*TO BE DONE*
Your task is to give the data again, exactly, with every line intact.

──────── GIVEN DATA

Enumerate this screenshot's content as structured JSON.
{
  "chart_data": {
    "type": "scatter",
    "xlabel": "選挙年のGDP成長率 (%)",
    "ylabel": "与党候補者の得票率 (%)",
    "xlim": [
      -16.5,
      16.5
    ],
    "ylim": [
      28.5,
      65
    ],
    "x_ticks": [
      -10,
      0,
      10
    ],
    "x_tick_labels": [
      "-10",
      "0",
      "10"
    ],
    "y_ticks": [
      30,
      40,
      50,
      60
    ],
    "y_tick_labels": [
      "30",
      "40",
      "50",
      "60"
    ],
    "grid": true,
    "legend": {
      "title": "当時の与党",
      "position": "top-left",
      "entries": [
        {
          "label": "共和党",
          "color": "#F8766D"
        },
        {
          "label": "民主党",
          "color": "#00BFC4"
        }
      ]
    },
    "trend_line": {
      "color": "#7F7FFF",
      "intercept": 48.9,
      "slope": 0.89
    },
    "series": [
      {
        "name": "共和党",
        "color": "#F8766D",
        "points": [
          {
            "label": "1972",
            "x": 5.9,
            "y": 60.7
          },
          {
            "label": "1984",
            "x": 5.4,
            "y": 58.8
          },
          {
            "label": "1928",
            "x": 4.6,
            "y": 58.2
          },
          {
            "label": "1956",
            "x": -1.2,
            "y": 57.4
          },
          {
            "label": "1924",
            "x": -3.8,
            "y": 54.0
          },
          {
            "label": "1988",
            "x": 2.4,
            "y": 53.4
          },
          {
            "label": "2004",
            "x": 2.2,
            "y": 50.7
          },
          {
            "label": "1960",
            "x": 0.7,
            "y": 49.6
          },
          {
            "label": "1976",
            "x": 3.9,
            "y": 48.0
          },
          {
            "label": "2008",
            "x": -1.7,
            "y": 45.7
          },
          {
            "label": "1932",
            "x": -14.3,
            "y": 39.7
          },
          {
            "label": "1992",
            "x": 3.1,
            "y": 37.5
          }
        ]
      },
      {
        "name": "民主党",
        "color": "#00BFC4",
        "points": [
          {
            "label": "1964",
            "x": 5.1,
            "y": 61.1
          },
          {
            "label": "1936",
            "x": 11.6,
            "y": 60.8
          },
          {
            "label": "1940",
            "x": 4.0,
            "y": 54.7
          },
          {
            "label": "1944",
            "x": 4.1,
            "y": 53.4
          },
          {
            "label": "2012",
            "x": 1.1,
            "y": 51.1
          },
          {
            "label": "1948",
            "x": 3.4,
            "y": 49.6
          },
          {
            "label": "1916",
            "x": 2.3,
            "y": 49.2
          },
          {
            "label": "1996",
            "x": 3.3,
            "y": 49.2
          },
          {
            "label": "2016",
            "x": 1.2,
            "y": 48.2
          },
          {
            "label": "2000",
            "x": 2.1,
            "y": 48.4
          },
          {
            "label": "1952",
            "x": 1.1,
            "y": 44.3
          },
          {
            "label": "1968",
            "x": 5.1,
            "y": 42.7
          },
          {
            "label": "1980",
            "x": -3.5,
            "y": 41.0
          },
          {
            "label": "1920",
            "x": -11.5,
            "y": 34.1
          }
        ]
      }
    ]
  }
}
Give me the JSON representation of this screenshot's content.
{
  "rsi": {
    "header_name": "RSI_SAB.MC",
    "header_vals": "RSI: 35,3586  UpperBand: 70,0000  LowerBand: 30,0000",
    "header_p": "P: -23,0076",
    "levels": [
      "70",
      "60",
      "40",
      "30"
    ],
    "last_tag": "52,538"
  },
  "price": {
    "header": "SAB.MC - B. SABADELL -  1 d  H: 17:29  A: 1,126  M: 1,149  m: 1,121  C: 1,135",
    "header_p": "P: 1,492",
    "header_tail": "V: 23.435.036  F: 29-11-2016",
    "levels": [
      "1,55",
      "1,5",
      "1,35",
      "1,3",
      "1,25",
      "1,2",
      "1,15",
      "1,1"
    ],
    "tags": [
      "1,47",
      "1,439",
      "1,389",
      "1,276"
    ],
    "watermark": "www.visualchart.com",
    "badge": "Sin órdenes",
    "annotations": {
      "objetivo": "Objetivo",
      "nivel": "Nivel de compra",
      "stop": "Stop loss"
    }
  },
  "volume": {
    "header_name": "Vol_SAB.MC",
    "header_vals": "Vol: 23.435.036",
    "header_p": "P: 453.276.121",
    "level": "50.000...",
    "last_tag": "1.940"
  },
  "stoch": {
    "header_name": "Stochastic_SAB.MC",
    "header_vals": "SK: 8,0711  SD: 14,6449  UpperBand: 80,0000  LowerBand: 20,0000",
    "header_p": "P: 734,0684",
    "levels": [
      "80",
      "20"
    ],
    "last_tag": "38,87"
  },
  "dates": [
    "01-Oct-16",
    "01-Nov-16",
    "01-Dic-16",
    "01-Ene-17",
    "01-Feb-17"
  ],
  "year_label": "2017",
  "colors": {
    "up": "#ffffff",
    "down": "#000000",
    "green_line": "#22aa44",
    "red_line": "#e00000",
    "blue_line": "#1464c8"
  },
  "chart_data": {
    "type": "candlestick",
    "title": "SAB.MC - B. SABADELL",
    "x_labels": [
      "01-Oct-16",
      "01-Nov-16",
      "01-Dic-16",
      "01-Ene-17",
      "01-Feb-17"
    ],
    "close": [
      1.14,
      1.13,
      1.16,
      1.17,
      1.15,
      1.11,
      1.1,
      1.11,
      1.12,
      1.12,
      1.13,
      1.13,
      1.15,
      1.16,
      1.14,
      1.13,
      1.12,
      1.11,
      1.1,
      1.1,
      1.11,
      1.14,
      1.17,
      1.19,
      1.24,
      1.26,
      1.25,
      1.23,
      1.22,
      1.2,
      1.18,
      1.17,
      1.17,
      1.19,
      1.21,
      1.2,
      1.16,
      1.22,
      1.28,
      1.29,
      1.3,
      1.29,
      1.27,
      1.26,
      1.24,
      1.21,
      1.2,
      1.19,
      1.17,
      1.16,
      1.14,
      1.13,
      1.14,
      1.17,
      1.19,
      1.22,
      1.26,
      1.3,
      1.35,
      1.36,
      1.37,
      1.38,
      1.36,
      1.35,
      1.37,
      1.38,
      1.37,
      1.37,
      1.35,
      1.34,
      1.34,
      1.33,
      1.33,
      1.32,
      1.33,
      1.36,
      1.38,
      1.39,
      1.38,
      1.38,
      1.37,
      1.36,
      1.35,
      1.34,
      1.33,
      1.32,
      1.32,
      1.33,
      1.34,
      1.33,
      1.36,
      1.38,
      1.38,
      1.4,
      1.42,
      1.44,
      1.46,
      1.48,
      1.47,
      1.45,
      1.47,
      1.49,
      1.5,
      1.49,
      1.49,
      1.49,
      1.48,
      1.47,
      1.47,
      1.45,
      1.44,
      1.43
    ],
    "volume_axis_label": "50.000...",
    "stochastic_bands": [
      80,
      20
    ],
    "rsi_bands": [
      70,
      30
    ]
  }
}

────────────────

*PROBLEM SOLUTION*
Enumerate this screenshot's content as structured JSON.
{
  "chart_data": {
    "type": "scatter",
    "xlabel": "選挙年のGDP成長率 (%)",
    "ylabel": "与党候補者の得票率 (%)",
    "xlim": [
      -16.5,
      16.5
    ],
    "ylim": [
      28.5,
      65
    ],
    "x_ticks": [
      -10,
      0,
      10
    ],
    "x_tick_labels": [
      "-10",
      "0",
      "10"
    ],
    "y_ticks": [
      30,
      40,
      50,
      60
    ],
    "y_tick_labels": [
      "30",
      "40",
      "50",
      "60"
    ],
    "grid": true,
    "legend": {
      "title": "当時の与党",
      "position": "top-left",
      "entries": [
        {
          "label": "共和党",
          "color": "#F8766D"
        },
        {
          "label": "民主党",
          "color": "#00BFC4"
        }
      ]
    },
    "trend_line": {
      "color": "#7F7FFF",
      "intercept": 48.9,
      "slope": 0.89
    },
    "series": [
      {
        "name": "共和党",
        "color": "#F8766D",
        "points": [
          {
            "label": "1972",
            "x": 5.9,
            "y": 60.7
          },
          {
            "label": "1984",
            "x": 5.4,
            "y": 58.8
          },
          {
            "label": "1928",
            "x": 4.6,
            "y": 58.2
          },
          {
            "label": "1956",
            "x": -1.2,
            "y": 57.4
          },
          {
            "label": "1924",
            "x": -3.8,
            "y": 54.0
          },
          {
            "label": "1988",
            "x": 2.4,
            "y": 53.4
          },
          {
            "label": "2004",
            "x": 2.2,
            "y": 50.7
          },
          {
            "label": "1960",
            "x": 0.7,
            "y": 49.6
          },
          {
            "label": "1976",
            "x": 3.9,
            "y": 48.0
          },
          {
            "label": "2008",
            "x": -1.7,
            "y": 45.7
          },
          {
            "label": "1932",
            "x": -14.3,
            "y": 39.7
          },
          {
            "label": "1992",
            "x": 3.1,
            "y": 37.5
          }
        ]
      },
      {
        "name": "民主党",
        "color": "#00BFC4",
        "points": [
          {
            "label": "1964",
            "x": 5.1,
            "y": 61.1
          },
          {
            "label": "1936",
            "x": 11.6,
            "y": 60.8
          },
          {
            "label": "1940",
            "x": 4.0,
            "y": 54.7
          },
          {
            "label": "1944",
            "x": 4.1,
            "y": 53.4
          },
          {
            "label": "2012",
            "x": 1.1,
            "y": 51.1
          },
          {
            "label": "1948",
            "x": 3.4,
            "y": 49.6
          },
          {
            "label": "1916",
            "x": 2.3,
            "y": 49.2
          },
          {
            "label": "1996",
            "x": 3.3,
            "y": 49.2
          },
          {
            "label": "2016",
            "x": 1.2,
            "y": 48.2
          },
          {
            "label": "2000",
            "x": 2.1,
            "y": 48.4
          },
          {
            "label": "1952",
            "x": 1.1,
            "y": 44.3
          },
          {
            "label": "1968",
            "x": 5.1,
            "y": 42.7
          },
          {
            "label": "1980",
            "x": -3.5,
            "y": 41.0
          },
          {
            "label": "1920",
            "x": -11.5,
            "y": 34.1
          }
        ]
      }
    ]
  }
}
Give me the JSON representation of this screenshot's content.
{
  "rsi": {
    "header_name": "RSI_SAB.MC",
    "header_vals": "RSI: 35,3586  UpperBand: 70,0000  LowerBand: 30,0000",
    "header_p": "P: -23,0076",
    "levels": [
      "70",
      "60",
      "40",
      "30"
    ],
    "last_tag": "52,538"
  },
  "price": {
    "header": "SAB.MC - B. SABADELL -  1 d  H: 17:29  A: 1,126  M: 1,149  m: 1,121  C: 1,135",
    "header_p": "P: 1,492",
    "header_tail": "V: 23.435.036  F: 29-11-2016",
    "levels": [
      "1,55",
      "1,5",
      "1,35",
      "1,3",
      "1,25",
      "1,2",
      "1,15",
      "1,1"
    ],
    "tags": [
      "1,47",
      "1,439",
      "1,389",
      "1,276"
    ],
    "watermark": "www.visualchart.com",
    "badge": "Sin órdenes",
    "annotations": {
      "objetivo": "Objetivo",
      "nivel": "Nivel de compra",
      "stop": "Stop loss"
    }
  },
  "volume": {
    "header_name": "Vol_SAB.MC",
    "header_vals": "Vol: 23.435.036",
    "header_p": "P: 453.276.121",
    "level": "50.000...",
    "last_tag": "1.940"
  },
  "stoch": {
    "header_name": "Stochastic_SAB.MC",
    "header_vals": "SK: 8,0711  SD: 14,6449  UpperBand: 80,0000  LowerBand: 20,0000",
    "header_p": "P: 734,0684",
    "levels": [
      "80",
      "20"
    ],
    "last_tag": "38,87"
  },
  "dates": [
    "01-Oct-16",
    "01-Nov-16",
    "01-Dic-16",
    "01-Ene-17",
    "01-Feb-17"
  ],
  "year_label": "2017",
  "colors": {
    "up": "#ffffff",
    "down": "#000000",
    "green_line": "#22aa44",
    "red_line": "#e00000",
    "blue_line": "#1464c8"
  },
  "chart_data": {
    "type": "candlestick",
    "title": "SAB.MC - B. SABADELL",
    "x_labels": [
      "01-Oct-16",
      "01-Nov-16",
      "01-Dic-16",
      "01-Ene-17",
      "01-Feb-17"
    ],
    "close": [
      1.14,
      1.13,
      1.16,
      1.17,
      1.15,
      1.11,
      1.1,
      1.11,
      1.12,
      1.12,
      1.13,
      1.13,
      1.15,
      1.16,
      1.14,
      1.13,
      1.12,
      1.11,
      1.1,
      1.1,
      1.11,
      1.14,
      1.17,
      1.19,
      1.24,
      1.26,
      1.25,
      1.23,
      1.22,
      1.2,
      1.18,
      1.17,
      1.17,
      1.19,
      1.21,
      1.2,
      1.16,
      1.22,
      1.28,
      1.29,
      1.3,
      1.29,
      1.27,
      1.26,
      1.24,
      1.21,
      1.2,
      1.19,
      1.17,
      1.16,
      1.14,
      1.13,
      1.14,
      1.17,
      1.19,
      1.22,
      1.26,
      1.3,
      1.35,
      1.36,
      1.37,
      1.38,
      1.36,
      1.35,
      1.37,
      1.38,
      1.37,
      1.37,
      1.35,
      1.34,
      1.34,
      1.33,
      1.33,
      1.32,
      1.33,
      1.36,
      1.38,
      1.39,
      1.38,
      1.38,
      1.37,
      1.36,
      1.35,
      1.34,
      1.33,
      1.32,
      1.32,
      1.33,
      1.34,
      1.33,
      1.36,
      1.38,
      1.38,
      1.4,
      1.42,
      1.44,
      1.46,
      1.48,
      1.47,
      1.45,
      1.47,
      1.49,
      1.5,
      1.49,
      1.49,
      1.49,
      1.48,
      1.47,
      1.47,
      1.45,
      1.44,
      1.43
    ],
    "volume_axis_label": "50.000...",
    "stochastic_bands": [
      80,
      20
    ],
    "rsi_bands": [
      70,
      30
    ]
  }
}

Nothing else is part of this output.